━━ Supplied data ━━
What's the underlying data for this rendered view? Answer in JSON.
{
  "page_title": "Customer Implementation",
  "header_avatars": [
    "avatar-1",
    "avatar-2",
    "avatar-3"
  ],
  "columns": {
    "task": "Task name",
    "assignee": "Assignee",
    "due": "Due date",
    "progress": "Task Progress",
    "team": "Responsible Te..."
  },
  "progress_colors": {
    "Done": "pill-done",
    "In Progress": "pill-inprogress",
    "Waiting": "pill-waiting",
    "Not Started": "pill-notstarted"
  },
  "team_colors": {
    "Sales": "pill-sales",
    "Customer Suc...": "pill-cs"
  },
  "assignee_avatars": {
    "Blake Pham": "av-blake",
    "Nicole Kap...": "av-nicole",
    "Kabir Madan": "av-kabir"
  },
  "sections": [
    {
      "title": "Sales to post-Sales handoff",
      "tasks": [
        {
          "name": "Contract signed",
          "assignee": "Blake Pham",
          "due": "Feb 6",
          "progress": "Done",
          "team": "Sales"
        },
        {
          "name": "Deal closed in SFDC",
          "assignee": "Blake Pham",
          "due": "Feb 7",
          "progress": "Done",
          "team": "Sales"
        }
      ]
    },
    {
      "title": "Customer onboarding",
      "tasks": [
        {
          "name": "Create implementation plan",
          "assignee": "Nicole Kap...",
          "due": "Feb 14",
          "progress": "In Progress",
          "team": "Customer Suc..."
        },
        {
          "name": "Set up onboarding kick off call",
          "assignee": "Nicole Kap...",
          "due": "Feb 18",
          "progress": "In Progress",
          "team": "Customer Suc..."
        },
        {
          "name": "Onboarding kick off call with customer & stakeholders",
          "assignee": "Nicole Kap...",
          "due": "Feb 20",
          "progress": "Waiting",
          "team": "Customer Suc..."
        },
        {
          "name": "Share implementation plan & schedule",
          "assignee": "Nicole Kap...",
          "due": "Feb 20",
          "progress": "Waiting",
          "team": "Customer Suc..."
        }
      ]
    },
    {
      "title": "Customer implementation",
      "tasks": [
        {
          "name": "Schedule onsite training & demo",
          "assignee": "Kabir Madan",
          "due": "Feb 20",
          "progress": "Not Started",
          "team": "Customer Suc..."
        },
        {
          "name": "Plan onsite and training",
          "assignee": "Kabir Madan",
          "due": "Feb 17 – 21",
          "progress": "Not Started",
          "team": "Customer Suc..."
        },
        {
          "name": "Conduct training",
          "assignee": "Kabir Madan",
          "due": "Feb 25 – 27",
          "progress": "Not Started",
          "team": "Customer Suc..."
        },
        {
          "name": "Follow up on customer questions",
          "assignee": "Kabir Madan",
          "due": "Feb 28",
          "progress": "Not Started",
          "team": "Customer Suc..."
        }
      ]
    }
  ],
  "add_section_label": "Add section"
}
━━━
Reproduce the material in full, with no word added or dropped.

What's the underlying data for this rendered view? Answer in JSON.
{
  "page_title": "Customer Implementation",
  "header_avatars": [
    "avatar-1",
    "avatar-2",
    "avatar-3"
  ],
  "columns": {
    "task": "Task name",
    "assignee": "Assignee",
    "due": "Due date",
    "progress": "Task Progress",
    "team": "Responsible Te..."
  },
  "progress_colors": {
    "Done": "pill-done",
    "In Progress": "pill-inprogress",
    "Waiting": "pill-waiting",
    "Not Started": "pill-notstarted"
  },
  "team_colors": {
    "Sales": "pill-sales",
    "Customer Suc...": "pill-cs"
  },
  "assignee_avatars": {
    "Blake Pham": "av-blake",
    "Nicole Kap...": "av-nicole",
    "Kabir Madan": "av-kabir"
  },
  "sections": [
    {
      "title": "Sales to post-Sales handoff",
      "tasks": [
        {
          "name": "Contract signed",
          "assignee": "Blake Pham",
          "due": "Feb 6",
          "progress": "Done",
          "team": "Sales"
        },
        {
          "name": "Deal closed in SFDC",
          "assignee": "Blake Pham",
          "due": "Feb 7",
          "progress": "Done",
          "team": "Sales"
        }
      ]
    },
    {
      "title": "Customer onboarding",
      "tasks": [
        {
          "name": "Create implementation plan",
          "assignee": "Nicole Kap...",
          "due": "Feb 14",
          "progress": "In Progress",
          "team": "Customer Suc..."
        },
        {
          "name": "Set up onboarding kick off call",
          "assignee": "Nicole Kap...",
          "due": "Feb 18",
          "progress": "In Progress",
          "team": "Customer Suc..."
        },
        {
          "name": "Onboarding kick off call with customer & stakeholders",
          "assignee": "Nicole Kap...",
          "due": "Feb 20",
          "progress": "Waiting",
          "team": "Customer Suc..."
        },
        {
          "name": "Share implementation plan & schedule",
          "assignee": "Nicole Kap...",
          "due": "Feb 20",
          "progress": "Waiting",
          "team": "Customer Suc..."
        }
      ]
    },
    {
      "title": "Customer implementation",
      "tasks": [
        {
          "name": "Schedule onsite training & demo",
          "assignee": "Kabir Madan",
          "due": "Feb 20",
          "progress": "Not Started",
          "team": "Customer Suc..."
        },
        {
          "name": "Plan onsite and training",
          "assignee": "Kabir Madan",
          "due": "Feb 17 – 21",
          "progress": "Not Started",
          "team": "Customer Suc..."
        },
        {
          "name": "Conduct training",
          "assignee": "Kabir Madan",
          "due": "Feb 25 – 27",
          "progress": "Not Started",
          "team": "Customer Suc..."
        },
        {
          "name": "Follow up on customer questions",
          "assignee": "Kabir Madan",
          "due": "Feb 28",
          "progress": "Not Started",
          "team": "Customer Suc..."
        }
      ]
    }
  ],
  "add_section_label": "Add section"
}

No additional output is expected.